══ PAGE TEXT

After the televised Kefauver hearings and Fredric Wertham’s comics-bashing book Seduction of the Innocent, horror comics continued to be under fire. E.C. publisher Bill Gaines decided to fold all of E.C.’s “New Trend” titles, with the exception of Mad, explaining at a staff meeting that “They say we’re hurting kids and I don’t want to hurt kids.”(Whether or not the demise of the horror comics affected juvenile delinquency rates in the United States is highly debatable.)
Gaines’ next move was a new line, his “New Direction” comics. One of them, Aces High, featured stories of aerial combat in the days when men still fought in fabric and wood craft like Fokkers and Spads. Although the stories were more fiction than fact, Evans was in his element and, as might be expected, was the real star of the title that included fine work by Jack Davis, Bernie Krigstein and Wally Wood, doing the lead story and cover (which he colored himself) for each issue. The comic seemed made for a man of George Evans’ talents and interests but, unfortunately, the New Direction for Aces High and such titles as Impact, M.D., Piracy, Extra and Valor, seemed to be down, and none of them would last beyond 1956.
With E.C. gone, Evans began drawing for Classics Illustrated, which was a haven of sorts for some E.C. artists like Joe Orlando, Graham Ingels and Reed Crandall (and rather a bonus for Classics Illustrated, which usually featured pedestrian artwork). Evans illustrated comic book adaptations of Joseph Conrad’s Lord Jim, Shakespeare’s Romeo and Juliet, Alexandre Dumas’ The Three Musketeers and other major literary works until 1962 (Classics Illustrated itself would only last until April 1971).

════
══ DATA RECORDS

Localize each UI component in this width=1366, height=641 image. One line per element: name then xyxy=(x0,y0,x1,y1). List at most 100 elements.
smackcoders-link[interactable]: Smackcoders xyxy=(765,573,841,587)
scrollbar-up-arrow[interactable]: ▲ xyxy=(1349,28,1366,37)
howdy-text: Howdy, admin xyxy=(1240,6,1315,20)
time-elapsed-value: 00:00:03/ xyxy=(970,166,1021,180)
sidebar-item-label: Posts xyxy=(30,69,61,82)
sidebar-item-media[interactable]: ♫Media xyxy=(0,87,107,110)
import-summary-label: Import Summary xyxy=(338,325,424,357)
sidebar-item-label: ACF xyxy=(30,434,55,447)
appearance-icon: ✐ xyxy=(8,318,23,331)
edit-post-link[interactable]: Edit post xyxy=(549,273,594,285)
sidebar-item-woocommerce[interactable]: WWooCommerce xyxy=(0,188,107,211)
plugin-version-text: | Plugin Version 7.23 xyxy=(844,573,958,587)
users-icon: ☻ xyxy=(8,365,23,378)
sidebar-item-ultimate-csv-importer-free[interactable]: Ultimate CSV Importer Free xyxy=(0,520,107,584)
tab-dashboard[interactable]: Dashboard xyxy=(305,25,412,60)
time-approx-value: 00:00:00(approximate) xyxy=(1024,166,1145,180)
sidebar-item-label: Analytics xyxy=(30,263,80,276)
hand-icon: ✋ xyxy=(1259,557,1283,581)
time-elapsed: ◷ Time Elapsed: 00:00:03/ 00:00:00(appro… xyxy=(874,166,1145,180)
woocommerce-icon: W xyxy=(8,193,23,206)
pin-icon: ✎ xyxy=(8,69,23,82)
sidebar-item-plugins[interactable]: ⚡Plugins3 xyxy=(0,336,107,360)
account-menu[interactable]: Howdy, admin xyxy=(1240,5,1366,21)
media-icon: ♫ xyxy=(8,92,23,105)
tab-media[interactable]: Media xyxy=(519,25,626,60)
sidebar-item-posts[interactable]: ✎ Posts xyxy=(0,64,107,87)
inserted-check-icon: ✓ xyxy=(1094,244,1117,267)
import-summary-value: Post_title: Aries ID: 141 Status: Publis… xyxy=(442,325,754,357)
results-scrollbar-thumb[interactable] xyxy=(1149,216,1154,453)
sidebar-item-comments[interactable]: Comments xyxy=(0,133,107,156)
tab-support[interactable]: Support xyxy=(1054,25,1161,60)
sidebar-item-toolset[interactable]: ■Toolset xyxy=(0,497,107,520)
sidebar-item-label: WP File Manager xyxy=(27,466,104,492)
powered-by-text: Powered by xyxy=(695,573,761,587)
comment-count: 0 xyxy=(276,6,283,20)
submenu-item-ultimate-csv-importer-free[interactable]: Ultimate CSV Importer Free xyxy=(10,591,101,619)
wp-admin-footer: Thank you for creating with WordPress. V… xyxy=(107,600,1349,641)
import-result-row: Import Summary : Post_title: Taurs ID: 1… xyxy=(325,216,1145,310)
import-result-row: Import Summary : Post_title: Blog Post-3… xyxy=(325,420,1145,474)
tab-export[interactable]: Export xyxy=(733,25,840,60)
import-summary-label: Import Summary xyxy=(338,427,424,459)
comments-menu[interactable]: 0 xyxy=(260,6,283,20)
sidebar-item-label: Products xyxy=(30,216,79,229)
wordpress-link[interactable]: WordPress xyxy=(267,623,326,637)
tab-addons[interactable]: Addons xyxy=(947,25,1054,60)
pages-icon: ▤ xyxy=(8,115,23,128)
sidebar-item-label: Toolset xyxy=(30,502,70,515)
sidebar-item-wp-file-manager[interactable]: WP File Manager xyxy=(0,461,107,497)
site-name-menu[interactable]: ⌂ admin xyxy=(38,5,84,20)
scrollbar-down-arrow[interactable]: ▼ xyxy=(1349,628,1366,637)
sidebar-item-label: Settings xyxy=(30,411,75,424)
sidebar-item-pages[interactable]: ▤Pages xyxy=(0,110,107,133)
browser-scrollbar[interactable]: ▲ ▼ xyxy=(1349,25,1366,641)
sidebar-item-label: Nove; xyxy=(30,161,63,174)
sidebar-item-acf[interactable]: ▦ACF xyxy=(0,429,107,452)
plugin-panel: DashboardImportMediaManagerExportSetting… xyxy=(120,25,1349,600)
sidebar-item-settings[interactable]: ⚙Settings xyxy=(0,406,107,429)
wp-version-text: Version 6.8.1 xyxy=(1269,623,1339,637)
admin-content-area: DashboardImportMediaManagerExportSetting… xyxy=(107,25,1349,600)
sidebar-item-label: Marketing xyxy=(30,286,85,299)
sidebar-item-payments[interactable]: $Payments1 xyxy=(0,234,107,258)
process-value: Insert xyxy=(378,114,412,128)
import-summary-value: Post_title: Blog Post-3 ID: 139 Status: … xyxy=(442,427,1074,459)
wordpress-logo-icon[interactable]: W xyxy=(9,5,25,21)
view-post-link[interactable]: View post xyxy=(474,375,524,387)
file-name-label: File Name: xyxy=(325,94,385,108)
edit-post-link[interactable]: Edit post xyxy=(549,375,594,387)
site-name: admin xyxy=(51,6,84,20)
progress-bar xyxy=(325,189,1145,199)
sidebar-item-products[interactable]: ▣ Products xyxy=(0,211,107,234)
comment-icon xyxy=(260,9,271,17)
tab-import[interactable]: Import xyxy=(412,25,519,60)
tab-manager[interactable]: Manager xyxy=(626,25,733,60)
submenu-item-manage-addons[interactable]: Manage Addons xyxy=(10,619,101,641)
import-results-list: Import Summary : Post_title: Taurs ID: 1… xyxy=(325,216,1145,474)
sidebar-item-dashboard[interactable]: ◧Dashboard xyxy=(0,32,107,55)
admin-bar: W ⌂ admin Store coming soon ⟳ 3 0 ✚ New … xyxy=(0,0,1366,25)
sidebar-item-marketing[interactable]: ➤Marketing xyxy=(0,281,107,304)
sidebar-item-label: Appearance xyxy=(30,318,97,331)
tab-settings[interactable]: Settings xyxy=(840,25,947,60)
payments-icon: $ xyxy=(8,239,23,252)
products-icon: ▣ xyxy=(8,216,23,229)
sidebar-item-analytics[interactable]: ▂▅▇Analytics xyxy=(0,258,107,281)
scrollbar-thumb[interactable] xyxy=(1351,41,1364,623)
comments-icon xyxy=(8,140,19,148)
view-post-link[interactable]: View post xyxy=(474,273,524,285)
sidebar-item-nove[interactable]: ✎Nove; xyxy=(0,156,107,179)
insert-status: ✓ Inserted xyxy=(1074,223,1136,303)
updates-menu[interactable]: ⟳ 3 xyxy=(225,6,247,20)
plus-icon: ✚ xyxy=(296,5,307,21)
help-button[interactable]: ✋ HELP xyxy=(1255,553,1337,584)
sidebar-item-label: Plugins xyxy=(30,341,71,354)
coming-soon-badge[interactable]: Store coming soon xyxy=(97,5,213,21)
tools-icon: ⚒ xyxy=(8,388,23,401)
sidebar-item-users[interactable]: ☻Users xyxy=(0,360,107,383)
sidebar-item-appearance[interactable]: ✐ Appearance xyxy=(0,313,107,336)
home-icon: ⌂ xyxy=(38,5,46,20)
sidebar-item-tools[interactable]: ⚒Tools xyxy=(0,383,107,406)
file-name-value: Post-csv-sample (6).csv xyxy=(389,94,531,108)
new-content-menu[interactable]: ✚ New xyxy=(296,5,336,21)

════

▶ [TASK INSTRUCTIONS]
1. Rewrite the paragraph of the George Evans text that begins "Gaines’ next move" as a shorter version that keeps its main facts.
2. Write the next part of the text on George Evans's comics career, starting right after its last sentence.
The material has nothing to do with the text about George Evans and E.C. comics.

▶ [ANSWER SET]
1. Gaines next launched his "New Direction" line. One title, Aces High, told mostly fictional stories of aerial combat in fabric-and-wood planes such as Fokkers and Spads. It also had fine work by Jack Davis, Bernie Krigstein and Wally Wood, but Evans was its real star: he drew the lead story and the cover for every issue and colored the covers himself. The title suited his talents and interests. Still, Aces High and the other New Direction comics, including Impact, M.D., Piracy, Extra and Valor, all ended by 1956.

2.
During the early 60s Evans found work at Gold Key Comics and later illustrated stories for Jim Warren’s magazines, Creepy, Eerie and Blazing Combat. He had attempted to find work at DC Comics but evidently editor Bob Kanigher had little love for former E.C. cartoonists; “He looked at my portfolio and said, ‘Oh, you’re one of those [expletive deleted] from E.C. who ruined the whole industry and now you think you’re going to move in here and we’re going to pay you?’ So I picked up my stuff and walked out.”
Some time later Evans got a better reception from another DC editor, Murray Boltinoff, and turned out a steady stream of stories for DC’s war and supernatural titles. In the late 60s he made his first excursion into the syndicated comics world by working as the artist for George Wundar’s Terry and the Pirates dailies (another aviation strip!). Wunder would pencil in the heads and indicate with notes as to whatever else was happening (“office,” “airport,” “riot scene”) in each panel. Eventually Evans took on the inking chores as well, working on the job until 1972. During the 70s Evans would continue working for DC, supplementing his freelancing with jobs at the high-paying National Lampoon (“and other accounts galore”). In 1980 Al Williamson had tired of working on his Secret Agent Corrigan (originally Secret Agent X-9) and asked George to step in. Evans first daily hit newspapers on February 4, 1980 and he carried on with Corrigan until choosing to retire from the strip in 1996.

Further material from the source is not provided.